- What the task requires -
Collect each line containing "PLATE".

Rows from a figure dataset
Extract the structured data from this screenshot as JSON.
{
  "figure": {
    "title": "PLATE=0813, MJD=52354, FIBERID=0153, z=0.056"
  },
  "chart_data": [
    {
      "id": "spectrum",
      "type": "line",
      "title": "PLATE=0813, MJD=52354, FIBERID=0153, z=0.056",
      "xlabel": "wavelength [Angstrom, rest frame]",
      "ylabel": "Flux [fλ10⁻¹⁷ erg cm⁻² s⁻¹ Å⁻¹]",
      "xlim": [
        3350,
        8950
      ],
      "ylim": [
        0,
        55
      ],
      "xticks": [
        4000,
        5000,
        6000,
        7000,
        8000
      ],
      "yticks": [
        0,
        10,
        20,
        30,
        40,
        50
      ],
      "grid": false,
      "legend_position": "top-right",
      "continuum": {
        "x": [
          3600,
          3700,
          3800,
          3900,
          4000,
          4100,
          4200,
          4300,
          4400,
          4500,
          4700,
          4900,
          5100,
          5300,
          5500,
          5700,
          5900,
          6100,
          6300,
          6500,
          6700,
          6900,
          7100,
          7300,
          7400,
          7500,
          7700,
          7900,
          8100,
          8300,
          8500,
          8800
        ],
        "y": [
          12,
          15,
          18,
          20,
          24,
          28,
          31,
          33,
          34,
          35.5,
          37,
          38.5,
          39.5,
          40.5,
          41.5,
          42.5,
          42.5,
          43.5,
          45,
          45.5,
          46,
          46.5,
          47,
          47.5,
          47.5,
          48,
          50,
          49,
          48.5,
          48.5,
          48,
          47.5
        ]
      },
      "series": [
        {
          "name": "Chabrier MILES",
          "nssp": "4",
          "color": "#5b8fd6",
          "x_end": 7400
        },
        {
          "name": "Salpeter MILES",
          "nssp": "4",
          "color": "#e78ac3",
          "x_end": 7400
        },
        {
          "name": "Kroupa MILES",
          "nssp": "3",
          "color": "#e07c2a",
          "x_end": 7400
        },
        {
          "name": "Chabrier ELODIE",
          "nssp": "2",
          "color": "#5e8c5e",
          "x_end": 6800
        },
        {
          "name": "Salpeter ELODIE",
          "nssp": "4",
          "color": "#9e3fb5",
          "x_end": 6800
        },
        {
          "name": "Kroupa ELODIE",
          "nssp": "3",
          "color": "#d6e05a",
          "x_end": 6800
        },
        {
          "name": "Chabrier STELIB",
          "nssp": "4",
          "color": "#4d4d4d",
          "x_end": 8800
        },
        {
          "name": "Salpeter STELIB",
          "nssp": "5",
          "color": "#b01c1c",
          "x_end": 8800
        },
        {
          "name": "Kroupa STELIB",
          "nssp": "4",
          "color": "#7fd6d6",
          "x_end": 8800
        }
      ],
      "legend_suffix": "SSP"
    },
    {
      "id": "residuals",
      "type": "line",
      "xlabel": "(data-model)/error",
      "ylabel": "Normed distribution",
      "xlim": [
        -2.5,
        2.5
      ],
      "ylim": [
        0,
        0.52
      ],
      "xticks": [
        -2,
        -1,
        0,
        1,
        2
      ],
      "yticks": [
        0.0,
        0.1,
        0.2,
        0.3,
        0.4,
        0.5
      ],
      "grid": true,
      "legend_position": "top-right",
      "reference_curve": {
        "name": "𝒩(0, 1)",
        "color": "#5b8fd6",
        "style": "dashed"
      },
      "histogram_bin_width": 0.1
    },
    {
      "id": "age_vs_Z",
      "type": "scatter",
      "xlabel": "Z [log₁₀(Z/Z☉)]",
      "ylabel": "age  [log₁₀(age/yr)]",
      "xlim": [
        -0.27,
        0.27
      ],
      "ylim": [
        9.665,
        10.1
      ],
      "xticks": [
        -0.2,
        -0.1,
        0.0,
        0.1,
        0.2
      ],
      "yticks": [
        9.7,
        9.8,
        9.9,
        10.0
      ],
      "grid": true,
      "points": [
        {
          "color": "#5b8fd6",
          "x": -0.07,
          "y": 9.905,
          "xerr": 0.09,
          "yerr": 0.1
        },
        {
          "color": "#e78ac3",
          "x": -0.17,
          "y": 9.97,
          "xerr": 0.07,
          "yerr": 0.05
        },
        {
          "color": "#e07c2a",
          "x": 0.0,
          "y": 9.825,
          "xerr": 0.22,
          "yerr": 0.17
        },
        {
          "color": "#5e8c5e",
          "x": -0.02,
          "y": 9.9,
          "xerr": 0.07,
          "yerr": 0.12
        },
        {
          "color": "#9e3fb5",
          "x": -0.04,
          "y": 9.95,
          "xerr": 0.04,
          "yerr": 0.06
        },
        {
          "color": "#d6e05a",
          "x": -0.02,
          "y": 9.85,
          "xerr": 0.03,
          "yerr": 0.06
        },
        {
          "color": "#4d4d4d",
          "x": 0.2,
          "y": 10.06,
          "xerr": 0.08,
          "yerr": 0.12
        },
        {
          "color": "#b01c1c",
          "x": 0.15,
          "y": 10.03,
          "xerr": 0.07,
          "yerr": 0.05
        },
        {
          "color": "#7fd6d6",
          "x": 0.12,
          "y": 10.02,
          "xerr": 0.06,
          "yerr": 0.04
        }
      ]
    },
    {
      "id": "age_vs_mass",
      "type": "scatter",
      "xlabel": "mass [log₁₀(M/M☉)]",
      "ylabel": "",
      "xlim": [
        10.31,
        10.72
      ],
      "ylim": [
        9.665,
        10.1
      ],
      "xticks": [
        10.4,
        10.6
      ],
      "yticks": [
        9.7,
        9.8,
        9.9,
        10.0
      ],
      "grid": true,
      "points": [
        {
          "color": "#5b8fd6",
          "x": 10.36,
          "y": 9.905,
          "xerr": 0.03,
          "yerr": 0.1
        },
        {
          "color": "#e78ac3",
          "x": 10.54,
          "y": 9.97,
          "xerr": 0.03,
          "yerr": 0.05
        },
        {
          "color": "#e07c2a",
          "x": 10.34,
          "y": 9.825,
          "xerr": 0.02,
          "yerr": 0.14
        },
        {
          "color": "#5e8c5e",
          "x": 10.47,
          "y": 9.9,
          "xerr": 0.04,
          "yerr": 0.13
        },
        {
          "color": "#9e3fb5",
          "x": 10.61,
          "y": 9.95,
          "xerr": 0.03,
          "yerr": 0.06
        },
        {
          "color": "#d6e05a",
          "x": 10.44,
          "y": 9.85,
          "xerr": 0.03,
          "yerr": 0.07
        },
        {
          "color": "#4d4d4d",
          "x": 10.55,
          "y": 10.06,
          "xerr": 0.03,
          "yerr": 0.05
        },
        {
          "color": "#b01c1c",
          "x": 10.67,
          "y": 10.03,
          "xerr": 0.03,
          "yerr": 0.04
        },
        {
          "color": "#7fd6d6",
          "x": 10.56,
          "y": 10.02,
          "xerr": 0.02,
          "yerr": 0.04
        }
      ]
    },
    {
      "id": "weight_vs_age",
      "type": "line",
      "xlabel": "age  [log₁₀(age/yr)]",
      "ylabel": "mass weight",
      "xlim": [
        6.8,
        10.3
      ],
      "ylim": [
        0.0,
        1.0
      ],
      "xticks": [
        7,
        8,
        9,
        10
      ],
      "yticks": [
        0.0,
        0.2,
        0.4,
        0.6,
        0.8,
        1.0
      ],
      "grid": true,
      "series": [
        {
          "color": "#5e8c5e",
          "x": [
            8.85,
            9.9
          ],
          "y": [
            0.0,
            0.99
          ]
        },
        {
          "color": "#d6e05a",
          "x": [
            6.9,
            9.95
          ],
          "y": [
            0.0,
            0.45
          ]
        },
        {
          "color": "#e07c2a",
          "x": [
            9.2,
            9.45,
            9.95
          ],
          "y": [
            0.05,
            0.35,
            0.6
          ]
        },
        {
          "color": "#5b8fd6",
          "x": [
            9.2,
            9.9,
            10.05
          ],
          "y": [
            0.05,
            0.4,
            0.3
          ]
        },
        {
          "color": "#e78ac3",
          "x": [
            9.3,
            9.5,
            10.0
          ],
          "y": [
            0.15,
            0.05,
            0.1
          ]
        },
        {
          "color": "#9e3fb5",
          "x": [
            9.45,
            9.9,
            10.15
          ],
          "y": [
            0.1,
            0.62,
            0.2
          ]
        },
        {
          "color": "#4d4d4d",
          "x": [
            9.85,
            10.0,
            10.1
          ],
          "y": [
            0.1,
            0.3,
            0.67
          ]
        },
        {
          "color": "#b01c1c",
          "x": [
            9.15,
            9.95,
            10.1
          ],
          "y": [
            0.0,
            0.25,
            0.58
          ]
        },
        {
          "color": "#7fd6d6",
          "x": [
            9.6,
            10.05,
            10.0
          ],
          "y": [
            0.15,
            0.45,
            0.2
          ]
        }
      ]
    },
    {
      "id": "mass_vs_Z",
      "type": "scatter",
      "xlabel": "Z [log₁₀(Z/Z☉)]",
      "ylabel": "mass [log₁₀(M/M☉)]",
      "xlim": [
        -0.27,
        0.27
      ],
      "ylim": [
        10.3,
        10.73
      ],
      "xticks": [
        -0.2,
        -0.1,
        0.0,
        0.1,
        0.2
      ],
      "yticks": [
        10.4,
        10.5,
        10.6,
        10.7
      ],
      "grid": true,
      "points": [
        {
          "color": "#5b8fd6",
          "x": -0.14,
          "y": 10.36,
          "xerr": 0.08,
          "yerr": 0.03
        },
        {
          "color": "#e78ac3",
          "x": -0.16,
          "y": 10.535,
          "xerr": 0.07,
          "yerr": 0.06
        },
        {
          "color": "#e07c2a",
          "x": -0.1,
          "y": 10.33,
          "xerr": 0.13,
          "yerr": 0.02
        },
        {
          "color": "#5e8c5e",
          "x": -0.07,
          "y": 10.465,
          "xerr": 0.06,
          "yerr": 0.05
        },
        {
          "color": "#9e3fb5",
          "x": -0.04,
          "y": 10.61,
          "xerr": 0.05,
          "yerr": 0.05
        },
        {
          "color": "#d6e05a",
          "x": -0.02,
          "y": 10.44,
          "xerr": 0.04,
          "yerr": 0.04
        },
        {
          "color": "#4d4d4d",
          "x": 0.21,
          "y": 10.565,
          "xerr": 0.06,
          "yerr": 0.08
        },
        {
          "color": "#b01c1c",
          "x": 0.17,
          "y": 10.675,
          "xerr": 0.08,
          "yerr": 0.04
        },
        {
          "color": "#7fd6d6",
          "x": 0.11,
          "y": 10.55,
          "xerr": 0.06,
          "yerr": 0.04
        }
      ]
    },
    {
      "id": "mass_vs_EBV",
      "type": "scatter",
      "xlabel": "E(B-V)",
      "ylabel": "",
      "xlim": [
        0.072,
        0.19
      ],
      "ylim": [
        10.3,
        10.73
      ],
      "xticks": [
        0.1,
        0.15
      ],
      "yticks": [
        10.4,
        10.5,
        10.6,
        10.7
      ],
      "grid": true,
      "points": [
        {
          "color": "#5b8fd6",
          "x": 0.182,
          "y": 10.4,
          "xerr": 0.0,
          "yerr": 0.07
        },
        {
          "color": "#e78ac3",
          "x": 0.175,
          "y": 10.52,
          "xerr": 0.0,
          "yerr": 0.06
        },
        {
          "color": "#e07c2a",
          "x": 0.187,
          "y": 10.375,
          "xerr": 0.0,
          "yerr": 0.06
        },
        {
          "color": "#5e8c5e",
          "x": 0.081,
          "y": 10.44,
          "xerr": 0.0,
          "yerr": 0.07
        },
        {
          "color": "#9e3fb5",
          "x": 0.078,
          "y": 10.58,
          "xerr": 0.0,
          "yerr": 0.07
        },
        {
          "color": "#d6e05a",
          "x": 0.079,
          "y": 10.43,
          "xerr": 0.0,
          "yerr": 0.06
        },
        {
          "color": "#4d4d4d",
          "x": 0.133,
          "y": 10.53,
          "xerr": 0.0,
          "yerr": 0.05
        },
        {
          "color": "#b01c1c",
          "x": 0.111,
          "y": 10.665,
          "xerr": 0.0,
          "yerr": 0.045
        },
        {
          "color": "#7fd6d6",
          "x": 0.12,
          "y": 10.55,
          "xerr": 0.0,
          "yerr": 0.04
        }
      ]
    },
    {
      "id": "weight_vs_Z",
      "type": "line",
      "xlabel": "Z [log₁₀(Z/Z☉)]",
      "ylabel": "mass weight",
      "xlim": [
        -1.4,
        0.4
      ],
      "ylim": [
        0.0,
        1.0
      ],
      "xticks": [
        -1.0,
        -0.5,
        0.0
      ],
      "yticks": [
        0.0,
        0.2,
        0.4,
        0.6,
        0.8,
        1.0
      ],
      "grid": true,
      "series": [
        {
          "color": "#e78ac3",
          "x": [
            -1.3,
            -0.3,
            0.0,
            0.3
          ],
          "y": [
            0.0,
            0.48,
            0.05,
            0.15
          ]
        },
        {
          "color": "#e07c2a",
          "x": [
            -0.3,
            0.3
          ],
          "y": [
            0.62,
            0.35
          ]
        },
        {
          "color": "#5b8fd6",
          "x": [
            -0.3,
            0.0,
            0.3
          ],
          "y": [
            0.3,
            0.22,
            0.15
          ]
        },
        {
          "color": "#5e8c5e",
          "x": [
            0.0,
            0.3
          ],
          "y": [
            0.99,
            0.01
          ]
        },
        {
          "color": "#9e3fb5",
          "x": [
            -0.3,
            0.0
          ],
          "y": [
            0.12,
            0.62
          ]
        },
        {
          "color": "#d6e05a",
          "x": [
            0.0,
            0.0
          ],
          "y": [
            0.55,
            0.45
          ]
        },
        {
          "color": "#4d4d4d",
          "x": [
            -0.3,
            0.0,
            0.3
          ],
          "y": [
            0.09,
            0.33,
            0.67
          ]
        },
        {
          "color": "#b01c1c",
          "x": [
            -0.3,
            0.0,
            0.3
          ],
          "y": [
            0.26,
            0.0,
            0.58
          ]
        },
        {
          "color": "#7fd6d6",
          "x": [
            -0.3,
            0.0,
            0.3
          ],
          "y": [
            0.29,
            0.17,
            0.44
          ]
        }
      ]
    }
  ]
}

- Solution to this problem -
    "title": "PLATE=0813, MJD=52354, FIBERID=0153, z=0.056"
      "title": "PLATE=0813, MJD=52354, FIBERID=0153, z=0.056",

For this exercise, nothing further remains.